[CONSIGNES À SUIVRE]:
- A) Répondez à ces questions sur l'extrait consacré au biathlon pour chars d'assaut :
(i) Après quelles épreuves aurait-on pu croire les épreuves combinées closes ?
(ii) Quels médias rapportent l'initiative du ministre de la Défense russe ?
(iii) Où et à quelle date les compétitions doivent-elles avoir lieu ?
- B) Poursuivez l'extrait sur le biathlon pour chars d'assaut après sa dernière phrase.

[TEXTE CITÉ]:
Mais laissons le service public à sa misère et revenons à nos épreuves combinées qu’on aurait pu croire closes hier soir après les deux jours de décathlon puis d’heptathlon. Eh bien non ! Figurez-vous qu’en marge de la compétition officielle, le facétieux ministre de la Défense russe Sergueï Choïgou a organisé, nous disent la radio « La Voix de la Russie »  et  l’agence RIA-Novosti, une sorte de festival off, 100% inédit. Selon Ivan Bouvaltsev, chef du Département de la formation au combat des Forces armées russes : « Des compétitions internationales de biathlon pour chars d’assaut auront lieu le 17 août sur le polygone militaire d’Alabino, dans la région de Moscou. »

[DONNÉES EXTRAITES]:

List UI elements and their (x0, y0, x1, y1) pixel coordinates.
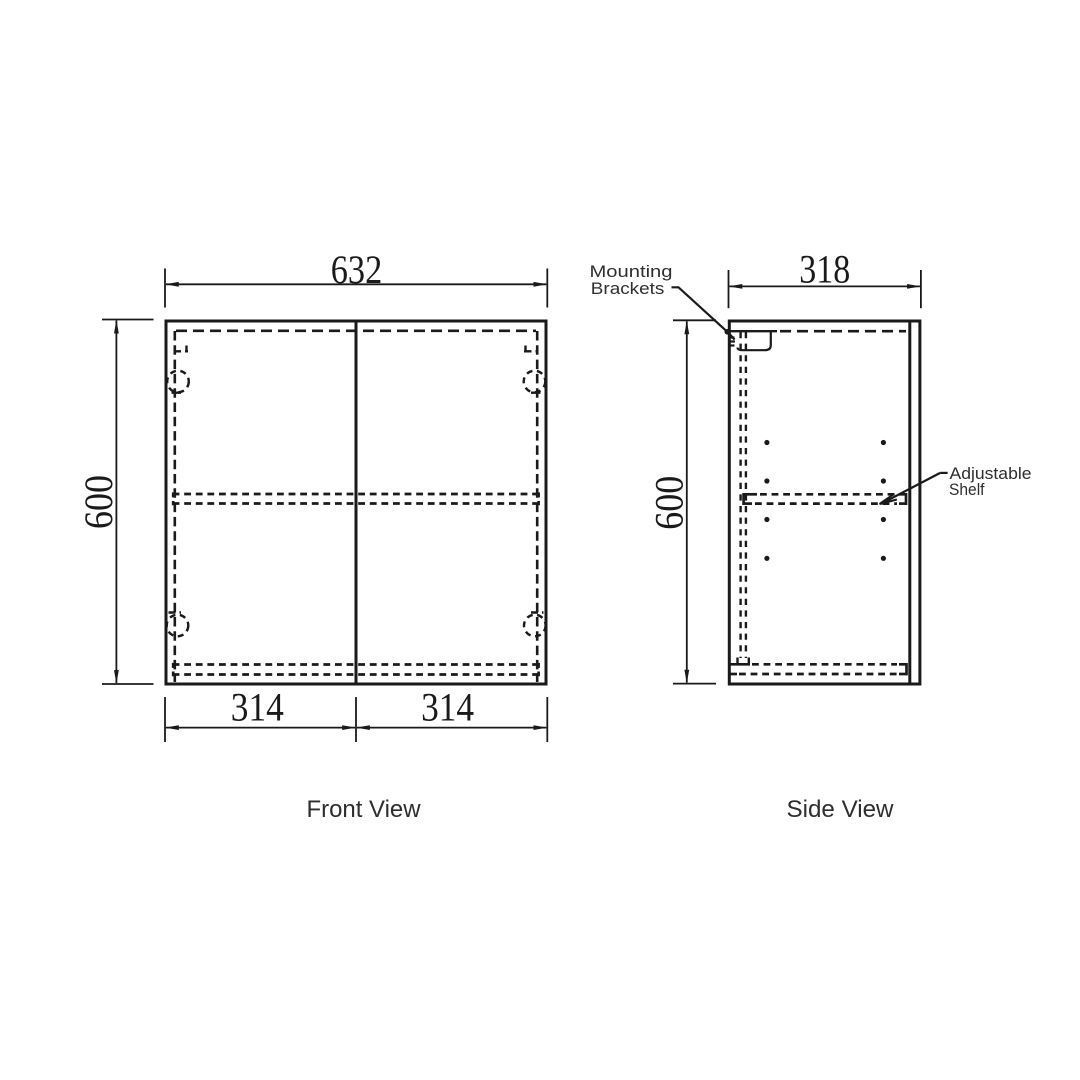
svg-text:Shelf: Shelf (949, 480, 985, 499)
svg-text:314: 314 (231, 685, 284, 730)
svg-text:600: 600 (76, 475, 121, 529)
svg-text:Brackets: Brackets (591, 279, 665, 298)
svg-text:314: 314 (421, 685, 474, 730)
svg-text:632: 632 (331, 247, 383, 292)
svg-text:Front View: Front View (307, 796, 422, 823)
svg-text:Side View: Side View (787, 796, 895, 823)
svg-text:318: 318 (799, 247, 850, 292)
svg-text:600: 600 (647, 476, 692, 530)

---

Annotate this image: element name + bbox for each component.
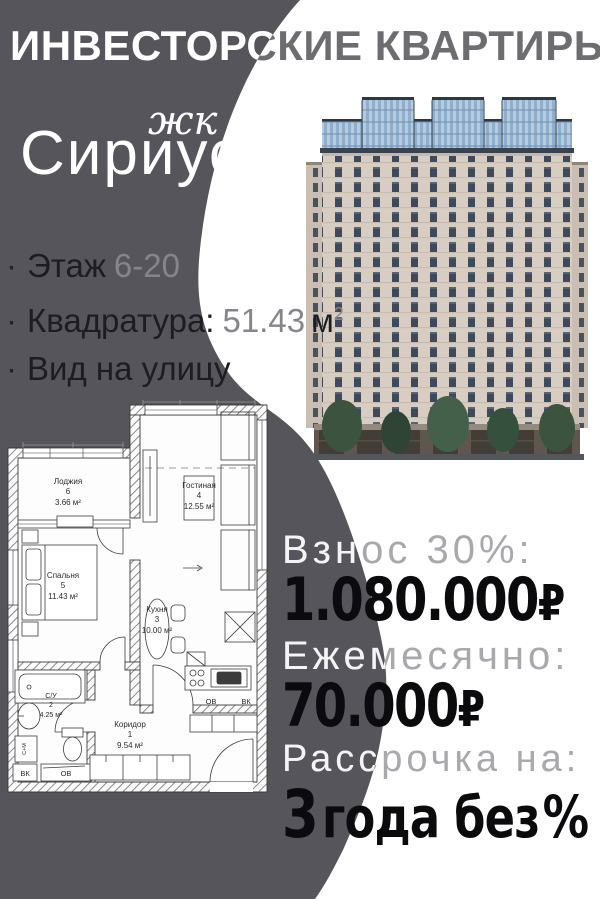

[LES RÉPONSES]:
- A)
(i) Après les deux jours de décathlon puis d'heptathlon.
(ii) La radio « La Voix de la Russie » et l'agence RIA-Novosti.
(iii) Le 17 août, sur le polygone militaire d'Alabino, dans la région de Moscou.

- B)
Les règles de cette nouvelle discipline (ou plutôt de cette discipline « en devenir » comme on dit sur France 2) sont furieusement inspirées de celles du biathlon tradi, qui combine ski de fond et tir à la carabine. Mais les organisateurs ont procédé à de menues modifications du règlement originel : les chars engagés, explique le général Bouvaltsev « devront parcourir une piste de 20 kilomètres et participer à trois séances de tir – en utilisant un missile, une mitrailleuse antiaérienne et trois obus d’artillerie. Les cibles seront installées à une distance de 0,9 km à 2,2 km. Chaque cible manquée ajoute 500 mètres supplémentaires à parcourir. »
Outre les équipages du pays hôte, ces championnats verront s’affronter des tankistes de trois autres républiques post-soviétiques et néanmoins amies : l’Arménie, la Biélorussie, et le Kazakhstan. Mais ce n’est qu’un début et le ministre Sergueï Choïgou a annoncé que l’Italie et l’Allemagne devraient participer à la prochaine édition et que les Etats-Unis ont également été invités.
On notera avec surprise que pour l’instant, aucune organisation de défense des droits de l’homme n’a appelé au boycott de la compétition.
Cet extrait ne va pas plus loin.